[Begin DATASET ROWS]
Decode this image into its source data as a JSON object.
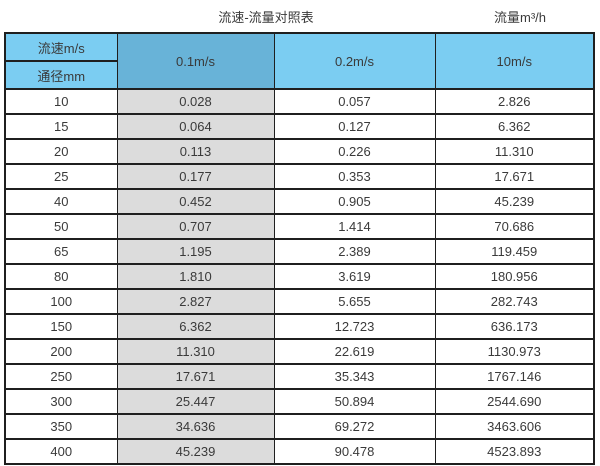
{
  "page": {
    "title_main": "流速-流量对照表",
    "title_right": "流量m³/h"
  },
  "table": {
    "corner": {
      "top": "流速m/s",
      "bottom": "通径mm"
    },
    "columns": [
      "0.1m/s",
      "0.2m/s",
      "10m/s"
    ],
    "rows": [
      {
        "diameter": "10",
        "values": [
          "0.028",
          "0.057",
          "2.826"
        ]
      },
      {
        "diameter": "15",
        "values": [
          "0.064",
          "0.127",
          "6.362"
        ]
      },
      {
        "diameter": "20",
        "values": [
          "0.113",
          "0.226",
          "11.310"
        ]
      },
      {
        "diameter": "25",
        "values": [
          "0.177",
          "0.353",
          "17.671"
        ]
      },
      {
        "diameter": "40",
        "values": [
          "0.452",
          "0.905",
          "45.239"
        ]
      },
      {
        "diameter": "50",
        "values": [
          "0.707",
          "1.414",
          "70.686"
        ]
      },
      {
        "diameter": "65",
        "values": [
          "1.195",
          "2.389",
          "119.459"
        ]
      },
      {
        "diameter": "80",
        "values": [
          "1.810",
          "3.619",
          "180.956"
        ]
      },
      {
        "diameter": "100",
        "values": [
          "2.827",
          "5.655",
          "282.743"
        ]
      },
      {
        "diameter": "150",
        "values": [
          "6.362",
          "12.723",
          "636.173"
        ]
      },
      {
        "diameter": "200",
        "values": [
          "11.310",
          "22.619",
          "1130.973"
        ]
      },
      {
        "diameter": "250",
        "values": [
          "17.671",
          "35.343",
          "1767.146"
        ]
      },
      {
        "diameter": "300",
        "values": [
          "25.447",
          "50.894",
          "2544.690"
        ]
      },
      {
        "diameter": "350",
        "values": [
          "34.636",
          "69.272",
          "3463.606"
        ]
      },
      {
        "diameter": "400",
        "values": [
          "45.239",
          "90.478",
          "4523.893"
        ]
      }
    ]
  },
  "colors": {
    "header_blue": "#7bcdf2",
    "highlight_column_blue": "#68b3d8",
    "highlight_column_gray": "#dcdcdc",
    "border": "#1f1f1f",
    "text": "#3a3a3a"
  },
  "chart_data": {
    "type": "table",
    "title": "流速-流量对照表",
    "value_unit_label": "流量m³/h",
    "row_header": "通径mm",
    "column_header": "流速m/s",
    "categories": [
      10,
      15,
      20,
      25,
      40,
      50,
      65,
      80,
      100,
      150,
      200,
      250,
      300,
      350,
      400
    ],
    "series": [
      {
        "name": "0.1m/s",
        "values": [
          0.028,
          0.064,
          0.113,
          0.177,
          0.452,
          0.707,
          1.195,
          1.81,
          2.827,
          6.362,
          11.31,
          17.671,
          25.447,
          34.636,
          45.239
        ]
      },
      {
        "name": "0.2m/s",
        "values": [
          0.057,
          0.127,
          0.226,
          0.353,
          0.905,
          1.414,
          2.389,
          3.619,
          5.655,
          12.723,
          22.619,
          35.343,
          50.894,
          69.272,
          90.478
        ]
      },
      {
        "name": "10m/s",
        "values": [
          2.826,
          6.362,
          11.31,
          17.671,
          45.239,
          70.686,
          119.459,
          180.956,
          282.743,
          636.173,
          1130.973,
          1767.146,
          2544.69,
          3463.606,
          4523.893
        ]
      }
    ]
  }
}
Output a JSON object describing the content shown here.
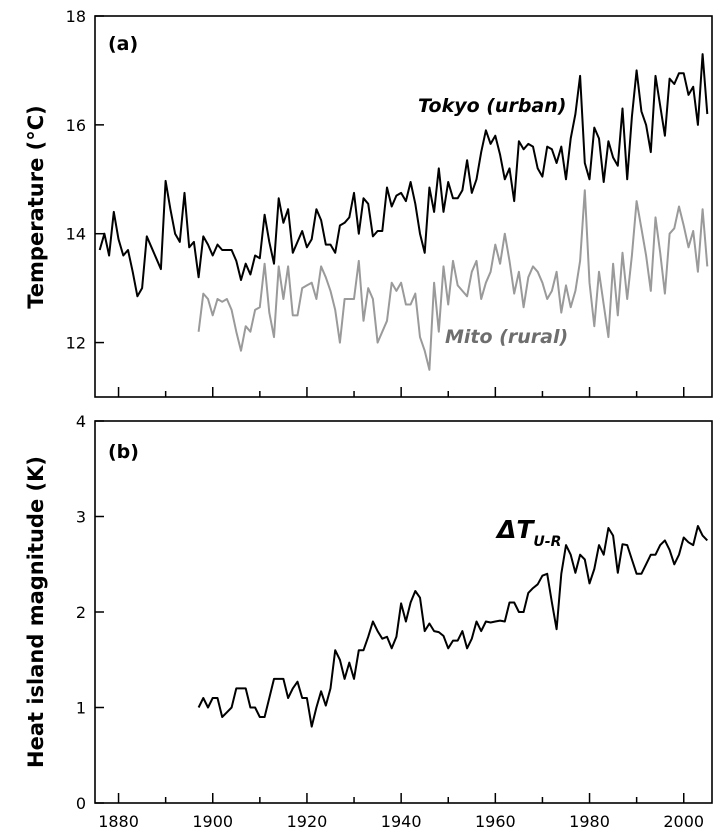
{
  "chart_data": [
    {
      "type": "line",
      "panel_label": "(a)",
      "ylabel": "Temperature (°C)",
      "xlabel": "",
      "xlim": [
        1875,
        2006
      ],
      "ylim": [
        11,
        18
      ],
      "xticks": [
        1880,
        1900,
        1920,
        1940,
        1960,
        1980,
        2000
      ],
      "yticks": [
        12,
        14,
        16,
        18
      ],
      "grid": false,
      "colors": {
        "Tokyo": "#000000",
        "Mito": "#9a9a9a"
      },
      "series": [
        {
          "name": "Tokyo (urban)",
          "x": [
            1876,
            1877,
            1878,
            1879,
            1880,
            1881,
            1882,
            1883,
            1884,
            1885,
            1886,
            1887,
            1888,
            1889,
            1890,
            1891,
            1892,
            1893,
            1894,
            1895,
            1896,
            1897,
            1898,
            1899,
            1900,
            1901,
            1902,
            1903,
            1904,
            1905,
            1906,
            1907,
            1908,
            1909,
            1910,
            1911,
            1912,
            1913,
            1914,
            1915,
            1916,
            1917,
            1918,
            1919,
            1920,
            1921,
            1922,
            1923,
            1924,
            1925,
            1926,
            1927,
            1928,
            1929,
            1930,
            1931,
            1932,
            1933,
            1934,
            1935,
            1936,
            1937,
            1938,
            1939,
            1940,
            1941,
            1942,
            1943,
            1944,
            1945,
            1946,
            1947,
            1948,
            1949,
            1950,
            1951,
            1952,
            1953,
            1954,
            1955,
            1956,
            1957,
            1958,
            1959,
            1960,
            1961,
            1962,
            1963,
            1964,
            1965,
            1966,
            1967,
            1968,
            1969,
            1970,
            1971,
            1972,
            1973,
            1974,
            1975,
            1976,
            1977,
            1978,
            1979,
            1980,
            1981,
            1982,
            1983,
            1984,
            1985,
            1986,
            1987,
            1988,
            1989,
            1990,
            1991,
            1992,
            1993,
            1994,
            1995,
            1996,
            1997,
            1998,
            1999,
            2000,
            2001,
            2002,
            2003,
            2004,
            2005
          ],
          "values": [
            13.7,
            14.0,
            13.6,
            14.4,
            13.9,
            13.6,
            13.7,
            13.3,
            12.85,
            13.0,
            13.95,
            13.75,
            13.55,
            13.35,
            14.97,
            14.45,
            14.0,
            13.85,
            14.75,
            13.75,
            13.85,
            13.2,
            13.95,
            13.8,
            13.6,
            13.8,
            13.7,
            13.7,
            13.7,
            13.5,
            13.15,
            13.45,
            13.25,
            13.6,
            13.55,
            14.35,
            13.85,
            13.45,
            14.65,
            14.2,
            14.45,
            13.65,
            13.85,
            14.05,
            13.75,
            13.9,
            14.45,
            14.25,
            13.8,
            13.8,
            13.65,
            14.15,
            14.2,
            14.3,
            14.75,
            14.0,
            14.65,
            14.55,
            13.95,
            14.05,
            14.05,
            14.85,
            14.5,
            14.7,
            14.75,
            14.6,
            14.95,
            14.55,
            14.0,
            13.65,
            14.85,
            14.4,
            15.2,
            14.4,
            14.95,
            14.65,
            14.65,
            14.8,
            15.35,
            14.75,
            15.0,
            15.5,
            15.9,
            15.65,
            15.8,
            15.45,
            15.0,
            15.2,
            14.6,
            15.7,
            15.55,
            15.65,
            15.6,
            15.2,
            15.05,
            15.6,
            15.55,
            15.3,
            15.6,
            15.0,
            15.75,
            16.2,
            16.9,
            15.3,
            15.0,
            15.95,
            15.75,
            14.95,
            15.7,
            15.4,
            15.25,
            16.3,
            15.0,
            16.15,
            17.0,
            16.25,
            16.0,
            15.5,
            16.9,
            16.35,
            15.8,
            16.85,
            16.75,
            16.95,
            16.95,
            16.55,
            16.7,
            16.0,
            17.3,
            16.2
          ]
        },
        {
          "name": "Mito (rural)",
          "x": [
            1897,
            1898,
            1899,
            1900,
            1901,
            1902,
            1903,
            1904,
            1905,
            1906,
            1907,
            1908,
            1909,
            1910,
            1911,
            1912,
            1913,
            1914,
            1915,
            1916,
            1917,
            1918,
            1919,
            1920,
            1921,
            1922,
            1923,
            1924,
            1925,
            1926,
            1927,
            1928,
            1929,
            1930,
            1931,
            1932,
            1933,
            1934,
            1935,
            1936,
            1937,
            1938,
            1939,
            1940,
            1941,
            1942,
            1943,
            1944,
            1945,
            1946,
            1947,
            1948,
            1949,
            1950,
            1951,
            1952,
            1953,
            1954,
            1955,
            1956,
            1957,
            1958,
            1959,
            1960,
            1961,
            1962,
            1963,
            1964,
            1965,
            1966,
            1967,
            1968,
            1969,
            1970,
            1971,
            1972,
            1973,
            1974,
            1975,
            1976,
            1977,
            1978,
            1979,
            1980,
            1981,
            1982,
            1983,
            1984,
            1985,
            1986,
            1987,
            1988,
            1989,
            1990,
            1991,
            1992,
            1993,
            1994,
            1995,
            1996,
            1997,
            1998,
            1999,
            2000,
            2001,
            2002,
            2003,
            2004,
            2005
          ],
          "values": [
            12.2,
            12.9,
            12.8,
            12.5,
            12.8,
            12.75,
            12.8,
            12.6,
            12.2,
            11.85,
            12.3,
            12.2,
            12.6,
            12.65,
            13.45,
            12.55,
            12.1,
            13.4,
            12.8,
            13.4,
            12.5,
            12.5,
            13.0,
            13.05,
            13.1,
            12.8,
            13.4,
            13.2,
            12.95,
            12.6,
            12.0,
            12.8,
            12.8,
            12.8,
            13.5,
            12.4,
            13.0,
            12.8,
            12.0,
            12.2,
            12.4,
            13.1,
            12.95,
            13.1,
            12.7,
            12.7,
            12.9,
            12.1,
            11.85,
            11.5,
            13.1,
            12.2,
            13.4,
            12.7,
            13.5,
            13.05,
            12.95,
            12.85,
            13.3,
            13.5,
            12.8,
            13.1,
            13.3,
            13.8,
            13.45,
            14.0,
            13.5,
            12.9,
            13.3,
            12.65,
            13.2,
            13.4,
            13.3,
            13.1,
            12.8,
            12.95,
            13.3,
            12.55,
            13.05,
            12.65,
            12.95,
            13.5,
            14.8,
            13.1,
            12.3,
            13.3,
            12.7,
            12.1,
            13.45,
            12.5,
            13.65,
            12.8,
            13.6,
            14.6,
            14.1,
            13.6,
            12.95,
            14.3,
            13.65,
            12.9,
            14.0,
            14.1,
            14.5,
            14.15,
            13.75,
            14.05,
            13.3,
            14.45,
            13.4
          ]
        }
      ]
    },
    {
      "type": "line",
      "panel_label": "(b)",
      "ylabel": "Heat island magnitude (K)",
      "xlabel": "",
      "xlim": [
        1875,
        2006
      ],
      "ylim": [
        0,
        4
      ],
      "xticks": [
        1880,
        1900,
        1920,
        1940,
        1960,
        1980,
        2000
      ],
      "yticks": [
        0,
        1,
        2,
        3,
        4
      ],
      "grid": false,
      "colors": {
        "dT": "#000000"
      },
      "annotation": {
        "base": "ΔT",
        "sub": "U-R"
      },
      "series": [
        {
          "x": [
            1897,
            1898,
            1899,
            1900,
            1901,
            1902,
            1903,
            1904,
            1905,
            1906,
            1907,
            1908,
            1909,
            1910,
            1911,
            1912,
            1913,
            1914,
            1915,
            1916,
            1917,
            1918,
            1919,
            1920,
            1921,
            1922,
            1923,
            1924,
            1925,
            1926,
            1927,
            1928,
            1929,
            1930,
            1931,
            1932,
            1933,
            1934,
            1935,
            1936,
            1937,
            1938,
            1939,
            1940,
            1941,
            1942,
            1943,
            1944,
            1945,
            1946,
            1947,
            1948,
            1949,
            1950,
            1951,
            1952,
            1953,
            1954,
            1955,
            1956,
            1957,
            1958,
            1959,
            1960,
            1961,
            1962,
            1963,
            1964,
            1965,
            1966,
            1967,
            1968,
            1969,
            1970,
            1971,
            1972,
            1973,
            1974,
            1975,
            1976,
            1977,
            1978,
            1979,
            1980,
            1981,
            1982,
            1983,
            1984,
            1985,
            1986,
            1987,
            1988,
            1989,
            1990,
            1991,
            1992,
            1993,
            1994,
            1995,
            1996,
            1997,
            1998,
            1999,
            2000,
            2001,
            2002,
            2003,
            2004,
            2005
          ],
          "values": [
            1.0,
            1.1,
            1.0,
            1.1,
            1.1,
            0.9,
            0.95,
            1.0,
            1.2,
            1.2,
            1.2,
            1.0,
            1.0,
            0.9,
            0.9,
            1.1,
            1.3,
            1.3,
            1.3,
            1.1,
            1.2,
            1.27,
            1.1,
            1.1,
            0.8,
            1.0,
            1.17,
            1.02,
            1.2,
            1.6,
            1.5,
            1.3,
            1.47,
            1.3,
            1.6,
            1.6,
            1.74,
            1.9,
            1.8,
            1.72,
            1.74,
            1.62,
            1.74,
            2.09,
            1.9,
            2.1,
            2.22,
            2.15,
            1.8,
            1.88,
            1.8,
            1.79,
            1.75,
            1.62,
            1.7,
            1.7,
            1.8,
            1.62,
            1.72,
            1.9,
            1.8,
            1.9,
            1.89,
            1.9,
            1.91,
            1.9,
            2.1,
            2.1,
            2.0,
            2.0,
            2.2,
            2.25,
            2.29,
            2.38,
            2.4,
            2.1,
            1.82,
            2.4,
            2.7,
            2.6,
            2.41,
            2.6,
            2.55,
            2.3,
            2.45,
            2.7,
            2.6,
            2.88,
            2.8,
            2.41,
            2.71,
            2.7,
            2.55,
            2.4,
            2.4,
            2.5,
            2.6,
            2.6,
            2.7,
            2.75,
            2.65,
            2.5,
            2.6,
            2.78,
            2.73,
            2.7,
            2.9,
            2.8,
            2.75
          ]
        }
      ]
    }
  ]
}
[End DATASET ROWS]
* [YOUR GOAL] Using the listing above, pull out all lines that hold the word "流量m³".

* [RESULT OF THE TASK]
    "title_right": "流量m³/h"
    "value_unit_label": "流量m³/h",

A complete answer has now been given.